[Figure dataset records]

_ _ _

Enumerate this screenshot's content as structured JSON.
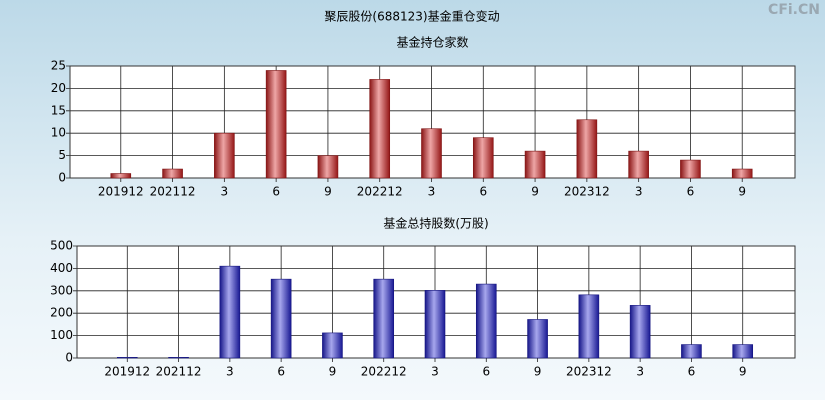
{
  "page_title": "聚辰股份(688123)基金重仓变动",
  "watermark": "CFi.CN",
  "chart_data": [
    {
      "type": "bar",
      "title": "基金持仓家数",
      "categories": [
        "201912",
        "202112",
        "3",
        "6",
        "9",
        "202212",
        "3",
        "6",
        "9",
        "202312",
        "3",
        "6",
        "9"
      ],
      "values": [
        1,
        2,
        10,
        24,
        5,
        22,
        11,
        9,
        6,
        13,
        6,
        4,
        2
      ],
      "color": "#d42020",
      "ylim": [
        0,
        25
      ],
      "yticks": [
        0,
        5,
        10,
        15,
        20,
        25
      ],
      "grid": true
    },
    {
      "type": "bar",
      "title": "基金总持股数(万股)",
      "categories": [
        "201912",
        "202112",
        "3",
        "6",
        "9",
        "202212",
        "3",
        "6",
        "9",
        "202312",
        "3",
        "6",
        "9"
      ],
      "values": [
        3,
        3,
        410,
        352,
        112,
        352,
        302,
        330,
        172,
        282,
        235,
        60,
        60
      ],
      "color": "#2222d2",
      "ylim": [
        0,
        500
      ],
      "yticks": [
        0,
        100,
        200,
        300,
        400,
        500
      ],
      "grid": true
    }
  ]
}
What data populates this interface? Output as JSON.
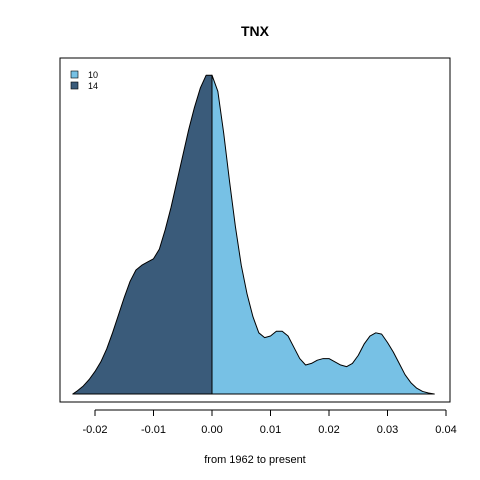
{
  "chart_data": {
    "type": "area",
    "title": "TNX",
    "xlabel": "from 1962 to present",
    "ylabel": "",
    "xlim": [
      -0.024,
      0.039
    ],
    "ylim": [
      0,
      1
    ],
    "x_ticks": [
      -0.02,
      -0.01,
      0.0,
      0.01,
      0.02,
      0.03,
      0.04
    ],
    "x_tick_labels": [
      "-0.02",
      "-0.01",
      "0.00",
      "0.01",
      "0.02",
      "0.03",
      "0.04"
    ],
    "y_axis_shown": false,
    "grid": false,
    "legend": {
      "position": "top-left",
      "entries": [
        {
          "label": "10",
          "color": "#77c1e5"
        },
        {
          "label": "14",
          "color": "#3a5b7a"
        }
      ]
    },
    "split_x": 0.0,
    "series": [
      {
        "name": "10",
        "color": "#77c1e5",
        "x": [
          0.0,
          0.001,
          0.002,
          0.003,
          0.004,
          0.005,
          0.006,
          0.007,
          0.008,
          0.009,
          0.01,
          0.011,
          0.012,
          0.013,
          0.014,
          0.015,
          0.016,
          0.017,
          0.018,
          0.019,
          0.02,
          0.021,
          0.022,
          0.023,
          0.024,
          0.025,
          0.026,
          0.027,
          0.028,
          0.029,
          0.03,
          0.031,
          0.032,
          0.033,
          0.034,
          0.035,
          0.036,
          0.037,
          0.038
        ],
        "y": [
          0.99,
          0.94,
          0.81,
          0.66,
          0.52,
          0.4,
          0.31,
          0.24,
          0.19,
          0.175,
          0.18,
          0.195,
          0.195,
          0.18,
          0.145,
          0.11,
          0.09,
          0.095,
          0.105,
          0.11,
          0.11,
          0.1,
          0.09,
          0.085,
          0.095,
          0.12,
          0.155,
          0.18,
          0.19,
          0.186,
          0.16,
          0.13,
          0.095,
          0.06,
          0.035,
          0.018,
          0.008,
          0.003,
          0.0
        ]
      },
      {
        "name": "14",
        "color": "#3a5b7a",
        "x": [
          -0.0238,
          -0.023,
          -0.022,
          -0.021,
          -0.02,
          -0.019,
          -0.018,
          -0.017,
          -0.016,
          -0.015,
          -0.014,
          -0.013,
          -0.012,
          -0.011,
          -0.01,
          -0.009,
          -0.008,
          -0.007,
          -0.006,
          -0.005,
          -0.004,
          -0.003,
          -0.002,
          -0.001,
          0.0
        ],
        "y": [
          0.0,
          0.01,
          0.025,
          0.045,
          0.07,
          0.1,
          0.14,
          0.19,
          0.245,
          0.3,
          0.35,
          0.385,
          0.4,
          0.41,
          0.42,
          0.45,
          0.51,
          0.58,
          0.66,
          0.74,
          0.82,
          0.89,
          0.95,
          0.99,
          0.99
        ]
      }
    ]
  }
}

_ _ _

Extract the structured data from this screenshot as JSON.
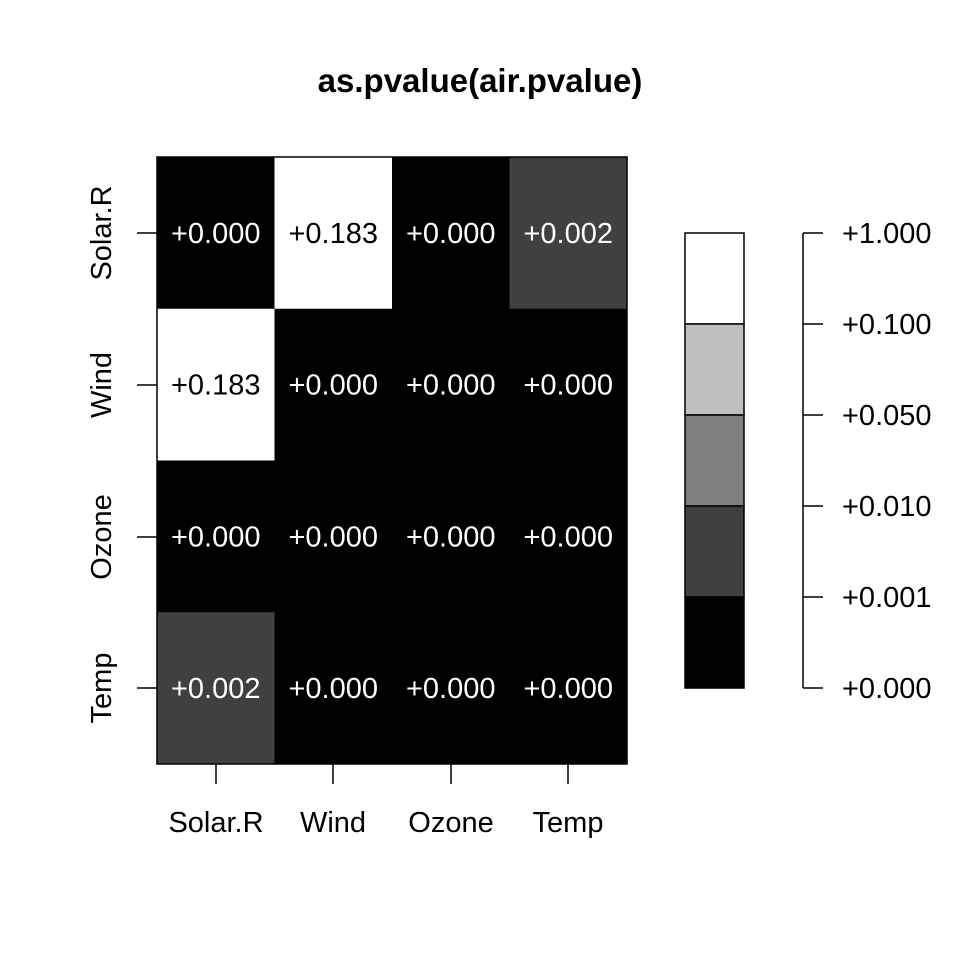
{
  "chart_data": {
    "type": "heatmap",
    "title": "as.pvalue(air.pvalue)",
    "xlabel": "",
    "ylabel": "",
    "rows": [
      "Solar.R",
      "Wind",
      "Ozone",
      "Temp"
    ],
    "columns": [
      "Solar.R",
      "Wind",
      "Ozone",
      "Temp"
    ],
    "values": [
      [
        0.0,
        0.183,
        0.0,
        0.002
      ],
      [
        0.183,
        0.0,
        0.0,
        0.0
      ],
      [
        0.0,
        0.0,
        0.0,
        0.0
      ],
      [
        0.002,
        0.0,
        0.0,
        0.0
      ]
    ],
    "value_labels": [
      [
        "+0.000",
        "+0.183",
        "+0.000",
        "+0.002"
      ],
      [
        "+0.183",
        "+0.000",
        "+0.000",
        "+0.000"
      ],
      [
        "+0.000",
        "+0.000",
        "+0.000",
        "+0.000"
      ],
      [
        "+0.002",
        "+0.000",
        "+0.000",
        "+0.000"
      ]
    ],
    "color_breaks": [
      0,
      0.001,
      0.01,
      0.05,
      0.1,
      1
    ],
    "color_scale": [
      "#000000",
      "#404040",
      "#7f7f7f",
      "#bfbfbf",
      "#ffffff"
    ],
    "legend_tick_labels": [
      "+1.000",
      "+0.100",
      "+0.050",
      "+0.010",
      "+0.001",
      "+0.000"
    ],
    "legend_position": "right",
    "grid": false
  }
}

_ _ _

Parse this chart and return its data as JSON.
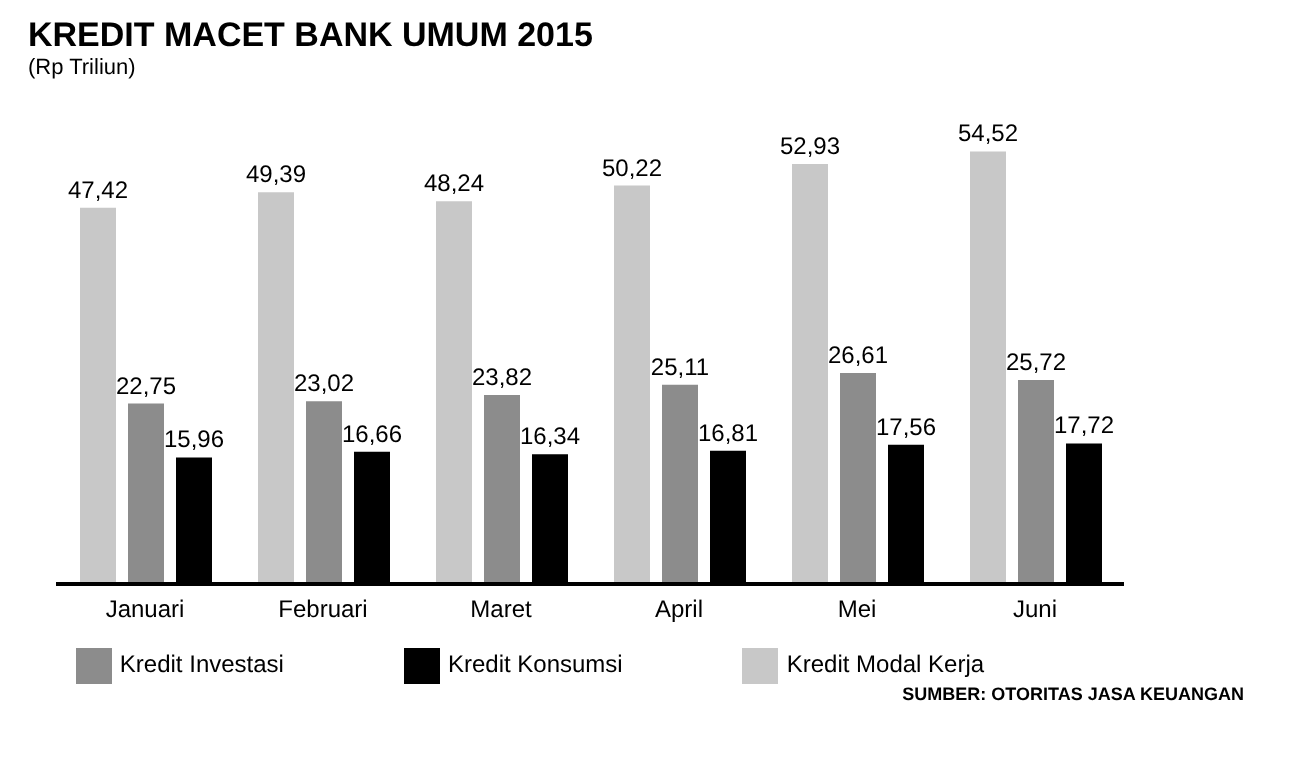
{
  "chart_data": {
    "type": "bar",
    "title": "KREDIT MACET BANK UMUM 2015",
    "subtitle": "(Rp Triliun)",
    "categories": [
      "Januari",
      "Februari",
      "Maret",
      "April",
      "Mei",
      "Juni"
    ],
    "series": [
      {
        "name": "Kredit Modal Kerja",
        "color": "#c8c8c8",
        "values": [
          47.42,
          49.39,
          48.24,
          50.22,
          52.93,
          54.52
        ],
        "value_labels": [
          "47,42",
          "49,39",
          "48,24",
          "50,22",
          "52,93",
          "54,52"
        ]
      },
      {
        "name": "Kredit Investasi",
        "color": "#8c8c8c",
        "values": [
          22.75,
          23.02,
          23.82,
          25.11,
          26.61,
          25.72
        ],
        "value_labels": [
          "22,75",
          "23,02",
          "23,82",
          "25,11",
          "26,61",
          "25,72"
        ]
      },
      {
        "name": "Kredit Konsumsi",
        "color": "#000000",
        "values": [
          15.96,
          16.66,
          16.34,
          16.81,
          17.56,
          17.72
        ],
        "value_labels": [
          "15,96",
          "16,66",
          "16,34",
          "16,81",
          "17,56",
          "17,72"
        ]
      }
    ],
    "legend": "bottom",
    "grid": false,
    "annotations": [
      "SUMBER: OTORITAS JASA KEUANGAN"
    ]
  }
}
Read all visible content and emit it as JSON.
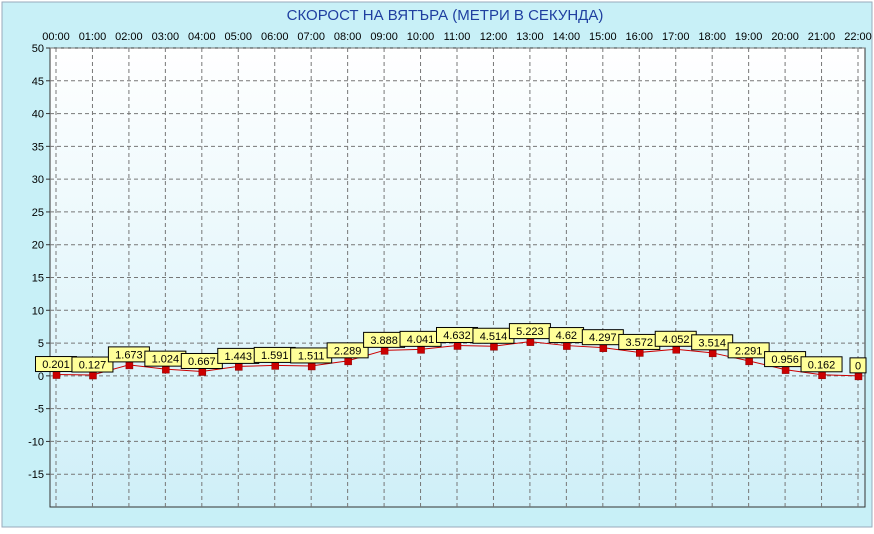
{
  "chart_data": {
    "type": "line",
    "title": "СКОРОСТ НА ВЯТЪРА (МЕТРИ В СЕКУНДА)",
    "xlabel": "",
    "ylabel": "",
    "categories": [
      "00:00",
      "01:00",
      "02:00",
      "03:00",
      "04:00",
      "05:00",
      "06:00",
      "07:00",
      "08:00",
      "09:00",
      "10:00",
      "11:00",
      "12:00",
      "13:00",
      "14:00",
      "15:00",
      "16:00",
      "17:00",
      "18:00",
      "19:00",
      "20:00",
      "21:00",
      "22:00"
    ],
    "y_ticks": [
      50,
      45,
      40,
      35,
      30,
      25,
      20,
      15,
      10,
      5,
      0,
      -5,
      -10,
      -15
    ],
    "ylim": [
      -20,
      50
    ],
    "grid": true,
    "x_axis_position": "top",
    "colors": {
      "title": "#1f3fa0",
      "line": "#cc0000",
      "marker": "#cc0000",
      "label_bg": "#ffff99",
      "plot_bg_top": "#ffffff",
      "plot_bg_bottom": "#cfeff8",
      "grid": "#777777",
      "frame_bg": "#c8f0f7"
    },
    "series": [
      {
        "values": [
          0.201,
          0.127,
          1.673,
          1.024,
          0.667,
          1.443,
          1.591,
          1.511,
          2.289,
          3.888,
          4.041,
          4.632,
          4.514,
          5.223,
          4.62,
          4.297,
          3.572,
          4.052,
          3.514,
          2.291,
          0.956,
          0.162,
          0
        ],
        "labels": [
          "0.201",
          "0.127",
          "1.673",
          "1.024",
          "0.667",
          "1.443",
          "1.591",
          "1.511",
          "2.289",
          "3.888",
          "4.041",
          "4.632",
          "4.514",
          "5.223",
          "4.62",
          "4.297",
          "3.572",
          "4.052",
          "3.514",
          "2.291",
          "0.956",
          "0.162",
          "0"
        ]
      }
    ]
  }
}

_ _ _

Check each line above for the word "JSON" and copy the ones that have it.

**TASK OUTPUT**
Enumerate this screenshot's content as structured JSON.
What data populates this interface? Output as JSON.
Extract the structured data from this screenshot as JSON.
Parse this chart and return its data as JSON.
Read all visible content and emit it as JSON.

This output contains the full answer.